Supplied material =
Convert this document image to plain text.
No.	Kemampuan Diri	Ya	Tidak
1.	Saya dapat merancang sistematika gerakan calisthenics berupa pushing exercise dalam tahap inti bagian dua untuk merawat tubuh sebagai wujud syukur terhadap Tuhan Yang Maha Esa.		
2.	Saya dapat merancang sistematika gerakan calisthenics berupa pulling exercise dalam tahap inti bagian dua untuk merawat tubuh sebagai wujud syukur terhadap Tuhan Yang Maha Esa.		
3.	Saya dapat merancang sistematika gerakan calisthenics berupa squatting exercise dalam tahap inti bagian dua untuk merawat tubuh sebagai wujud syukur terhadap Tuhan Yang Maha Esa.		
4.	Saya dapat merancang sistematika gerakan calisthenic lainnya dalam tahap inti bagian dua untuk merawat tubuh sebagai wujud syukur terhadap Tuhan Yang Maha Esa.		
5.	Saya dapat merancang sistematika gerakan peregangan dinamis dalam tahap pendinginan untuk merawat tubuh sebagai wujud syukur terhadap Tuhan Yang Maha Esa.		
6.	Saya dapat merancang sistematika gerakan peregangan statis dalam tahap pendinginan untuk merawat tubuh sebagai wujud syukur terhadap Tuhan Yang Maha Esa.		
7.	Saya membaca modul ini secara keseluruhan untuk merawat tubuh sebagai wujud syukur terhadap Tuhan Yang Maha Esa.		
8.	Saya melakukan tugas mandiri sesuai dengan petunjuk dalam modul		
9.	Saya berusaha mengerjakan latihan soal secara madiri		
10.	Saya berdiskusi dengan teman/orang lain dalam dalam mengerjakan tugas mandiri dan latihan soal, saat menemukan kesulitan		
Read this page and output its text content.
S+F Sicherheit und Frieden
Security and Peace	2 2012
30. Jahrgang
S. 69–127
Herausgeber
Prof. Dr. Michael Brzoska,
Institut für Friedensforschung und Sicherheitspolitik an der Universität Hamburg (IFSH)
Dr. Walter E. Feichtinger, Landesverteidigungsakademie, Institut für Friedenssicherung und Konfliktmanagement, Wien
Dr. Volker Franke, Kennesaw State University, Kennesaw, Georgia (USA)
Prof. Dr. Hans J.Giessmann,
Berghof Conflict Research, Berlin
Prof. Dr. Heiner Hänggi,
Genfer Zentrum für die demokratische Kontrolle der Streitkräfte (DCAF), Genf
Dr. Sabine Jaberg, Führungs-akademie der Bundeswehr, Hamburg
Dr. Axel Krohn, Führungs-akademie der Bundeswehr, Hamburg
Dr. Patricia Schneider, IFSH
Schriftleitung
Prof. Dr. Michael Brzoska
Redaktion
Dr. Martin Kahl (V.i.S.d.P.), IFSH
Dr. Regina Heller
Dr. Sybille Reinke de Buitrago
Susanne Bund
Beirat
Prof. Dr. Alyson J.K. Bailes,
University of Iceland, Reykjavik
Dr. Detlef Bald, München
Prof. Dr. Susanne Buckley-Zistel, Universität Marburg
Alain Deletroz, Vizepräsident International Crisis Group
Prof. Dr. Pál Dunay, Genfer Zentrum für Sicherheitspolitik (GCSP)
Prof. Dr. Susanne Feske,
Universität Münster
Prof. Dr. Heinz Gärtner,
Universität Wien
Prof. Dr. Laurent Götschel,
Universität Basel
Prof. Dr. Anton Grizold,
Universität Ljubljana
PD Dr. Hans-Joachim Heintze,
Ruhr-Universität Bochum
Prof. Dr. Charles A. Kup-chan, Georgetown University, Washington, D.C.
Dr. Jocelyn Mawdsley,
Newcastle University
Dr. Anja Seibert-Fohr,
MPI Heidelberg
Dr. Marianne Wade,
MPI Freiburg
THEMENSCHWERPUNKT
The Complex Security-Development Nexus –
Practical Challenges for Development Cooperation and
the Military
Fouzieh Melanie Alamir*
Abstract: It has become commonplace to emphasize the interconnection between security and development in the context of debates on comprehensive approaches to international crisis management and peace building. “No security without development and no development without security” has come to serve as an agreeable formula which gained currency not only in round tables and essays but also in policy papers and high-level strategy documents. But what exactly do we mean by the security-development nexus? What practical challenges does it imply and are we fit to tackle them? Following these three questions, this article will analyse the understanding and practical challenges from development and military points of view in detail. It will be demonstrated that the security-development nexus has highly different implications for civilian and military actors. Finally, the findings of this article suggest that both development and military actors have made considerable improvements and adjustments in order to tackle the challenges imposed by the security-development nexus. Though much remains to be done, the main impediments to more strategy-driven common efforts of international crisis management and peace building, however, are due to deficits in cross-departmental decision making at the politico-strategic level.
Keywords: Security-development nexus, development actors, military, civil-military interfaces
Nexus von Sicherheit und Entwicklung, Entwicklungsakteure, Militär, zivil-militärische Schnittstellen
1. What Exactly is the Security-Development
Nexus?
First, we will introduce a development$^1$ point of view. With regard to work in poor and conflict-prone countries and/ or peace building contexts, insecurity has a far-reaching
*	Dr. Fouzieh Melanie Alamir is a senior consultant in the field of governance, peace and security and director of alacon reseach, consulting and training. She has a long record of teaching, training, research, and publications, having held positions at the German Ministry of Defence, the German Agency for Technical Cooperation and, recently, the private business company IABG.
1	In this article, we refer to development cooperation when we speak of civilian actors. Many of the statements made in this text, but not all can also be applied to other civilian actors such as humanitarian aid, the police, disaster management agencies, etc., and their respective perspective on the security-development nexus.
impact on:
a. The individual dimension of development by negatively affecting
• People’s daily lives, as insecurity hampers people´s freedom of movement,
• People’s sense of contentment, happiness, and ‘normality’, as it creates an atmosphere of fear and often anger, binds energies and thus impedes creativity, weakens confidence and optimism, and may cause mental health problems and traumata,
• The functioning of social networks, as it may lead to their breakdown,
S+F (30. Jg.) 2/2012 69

Exercise task = Write out the records shown above, exactly as they appear.

Correct answer =
Convert this document image to plain text.
No.	Kemampuan Diri	Ya	Tidak
1.	Saya dapat merancang sistematika gerakan calisthenics berupa pushing exercise dalam tahap inti bagian dua untuk merawat tubuh sebagai wujud syukur terhadap Tuhan Yang Maha Esa.		
2.	Saya dapat merancang sistematika gerakan calisthenics berupa pulling exercise dalam tahap inti bagian dua untuk merawat tubuh sebagai wujud syukur terhadap Tuhan Yang Maha Esa.		
3.	Saya dapat merancang sistematika gerakan calisthenics berupa squatting exercise dalam tahap inti bagian dua untuk merawat tubuh sebagai wujud syukur terhadap Tuhan Yang Maha Esa.		
4.	Saya dapat merancang sistematika gerakan calisthenic lainnya dalam tahap inti bagian dua untuk merawat tubuh sebagai wujud syukur terhadap Tuhan Yang Maha Esa.		
5.	Saya dapat merancang sistematika gerakan peregangan dinamis dalam tahap pendinginan untuk merawat tubuh sebagai wujud syukur terhadap Tuhan Yang Maha Esa.		
6.	Saya dapat merancang sistematika gerakan peregangan statis dalam tahap pendinginan untuk merawat tubuh sebagai wujud syukur terhadap Tuhan Yang Maha Esa.		
7.	Saya membaca modul ini secara keseluruhan untuk merawat tubuh sebagai wujud syukur terhadap Tuhan Yang Maha Esa.		
8.	Saya melakukan tugas mandiri sesuai dengan petunjuk dalam modul		
9.	Saya berusaha mengerjakan latihan soal secara madiri		
10.	Saya berdiskusi dengan teman/orang lain dalam dalam mengerjakan tugas mandiri dan latihan soal, saat menemukan kesulitan		
Read this page and output its text content.
S+F Sicherheit und Frieden
Security and Peace	2 2012
30. Jahrgang
S. 69–127
Herausgeber
Prof. Dr. Michael Brzoska,
Institut für Friedensforschung und Sicherheitspolitik an der Universität Hamburg (IFSH)
Dr. Walter E. Feichtinger, Landesverteidigungsakademie, Institut für Friedenssicherung und Konfliktmanagement, Wien
Dr. Volker Franke, Kennesaw State University, Kennesaw, Georgia (USA)
Prof. Dr. Hans J.Giessmann,
Berghof Conflict Research, Berlin
Prof. Dr. Heiner Hänggi,
Genfer Zentrum für die demokratische Kontrolle der Streitkräfte (DCAF), Genf
Dr. Sabine Jaberg, Führungs-akademie der Bundeswehr, Hamburg
Dr. Axel Krohn, Führungs-akademie der Bundeswehr, Hamburg
Dr. Patricia Schneider, IFSH
Schriftleitung
Prof. Dr. Michael Brzoska
Redaktion
Dr. Martin Kahl (V.i.S.d.P.), IFSH
Dr. Regina Heller
Dr. Sybille Reinke de Buitrago
Susanne Bund
Beirat
Prof. Dr. Alyson J.K. Bailes,
University of Iceland, Reykjavik
Dr. Detlef Bald, München
Prof. Dr. Susanne Buckley-Zistel, Universität Marburg
Alain Deletroz, Vizepräsident International Crisis Group
Prof. Dr. Pál Dunay, Genfer Zentrum für Sicherheitspolitik (GCSP)
Prof. Dr. Susanne Feske,
Universität Münster
Prof. Dr. Heinz Gärtner,
Universität Wien
Prof. Dr. Laurent Götschel,
Universität Basel
Prof. Dr. Anton Grizold,
Universität Ljubljana
PD Dr. Hans-Joachim Heintze,
Ruhr-Universität Bochum
Prof. Dr. Charles A. Kup-chan, Georgetown University, Washington, D.C.
Dr. Jocelyn Mawdsley,
Newcastle University
Dr. Anja Seibert-Fohr,
MPI Heidelberg
Dr. Marianne Wade,
MPI Freiburg
THEMENSCHWERPUNKT
The Complex Security-Development Nexus –
Practical Challenges for Development Cooperation and
the Military
Fouzieh Melanie Alamir*
Abstract: It has become commonplace to emphasize the interconnection between security and development in the context of debates on comprehensive approaches to international crisis management and peace building. “No security without development and no development without security” has come to serve as an agreeable formula which gained currency not only in round tables and essays but also in policy papers and high-level strategy documents. But what exactly do we mean by the security-development nexus? What practical challenges does it imply and are we fit to tackle them? Following these three questions, this article will analyse the understanding and practical challenges from development and military points of view in detail. It will be demonstrated that the security-development nexus has highly different implications for civilian and military actors. Finally, the findings of this article suggest that both development and military actors have made considerable improvements and adjustments in order to tackle the challenges imposed by the security-development nexus. Though much remains to be done, the main impediments to more strategy-driven common efforts of international crisis management and peace building, however, are due to deficits in cross-departmental decision making at the politico-strategic level.
Keywords: Security-development nexus, development actors, military, civil-military interfaces
Nexus von Sicherheit und Entwicklung, Entwicklungsakteure, Militär, zivil-militärische Schnittstellen
1. What Exactly is the Security-Development
Nexus?
First, we will introduce a development$^1$ point of view. With regard to work in poor and conflict-prone countries and/ or peace building contexts, insecurity has a far-reaching
*	Dr. Fouzieh Melanie Alamir is a senior consultant in the field of governance, peace and security and director of alacon reseach, consulting and training. She has a long record of teaching, training, research, and publications, having held positions at the German Ministry of Defence, the German Agency for Technical Cooperation and, recently, the private business company IABG.
1	In this article, we refer to development cooperation when we speak of civilian actors. Many of the statements made in this text, but not all can also be applied to other civilian actors such as humanitarian aid, the police, disaster management agencies, etc., and their respective perspective on the security-development nexus.
impact on:
a. The individual dimension of development by negatively affecting
• People’s daily lives, as insecurity hampers people´s freedom of movement,
• People’s sense of contentment, happiness, and ‘normality’, as it creates an atmosphere of fear and often anger, binds energies and thus impedes creativity, weakens confidence and optimism, and may cause mental health problems and traumata,
• The functioning of social networks, as it may lead to their breakdown,
S+F (30. Jg.) 2/2012 69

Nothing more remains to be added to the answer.